» **Challenge**:
Determine how many lines below hold the string "Kuntatie". Reply with the number alone.

» **Records shown**:
+ + +
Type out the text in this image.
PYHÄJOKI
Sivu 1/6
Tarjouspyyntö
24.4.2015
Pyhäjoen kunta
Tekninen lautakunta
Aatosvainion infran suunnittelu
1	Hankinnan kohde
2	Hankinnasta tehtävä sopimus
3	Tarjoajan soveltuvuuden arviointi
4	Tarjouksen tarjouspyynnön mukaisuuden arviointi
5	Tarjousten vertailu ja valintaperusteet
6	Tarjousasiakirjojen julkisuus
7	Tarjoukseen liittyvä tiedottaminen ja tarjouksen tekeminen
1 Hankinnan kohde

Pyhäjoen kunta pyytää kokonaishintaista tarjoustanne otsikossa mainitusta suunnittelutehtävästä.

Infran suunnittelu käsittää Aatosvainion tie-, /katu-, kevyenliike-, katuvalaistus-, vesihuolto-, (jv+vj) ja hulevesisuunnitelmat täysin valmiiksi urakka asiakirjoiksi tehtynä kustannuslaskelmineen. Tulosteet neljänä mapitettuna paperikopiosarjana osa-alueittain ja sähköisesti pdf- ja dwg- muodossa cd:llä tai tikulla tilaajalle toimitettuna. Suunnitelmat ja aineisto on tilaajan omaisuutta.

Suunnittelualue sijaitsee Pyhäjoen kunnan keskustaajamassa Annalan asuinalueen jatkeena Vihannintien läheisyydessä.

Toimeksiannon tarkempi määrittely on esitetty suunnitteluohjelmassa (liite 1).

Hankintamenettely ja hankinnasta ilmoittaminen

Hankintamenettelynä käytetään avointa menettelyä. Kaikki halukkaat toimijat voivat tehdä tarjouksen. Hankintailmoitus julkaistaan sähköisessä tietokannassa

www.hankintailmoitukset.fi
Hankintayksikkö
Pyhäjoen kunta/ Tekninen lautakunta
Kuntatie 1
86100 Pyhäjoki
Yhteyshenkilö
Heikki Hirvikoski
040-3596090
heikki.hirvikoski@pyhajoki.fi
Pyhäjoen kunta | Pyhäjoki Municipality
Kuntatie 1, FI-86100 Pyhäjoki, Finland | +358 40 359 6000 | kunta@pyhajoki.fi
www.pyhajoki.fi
+ + +
» **Written solution**:
2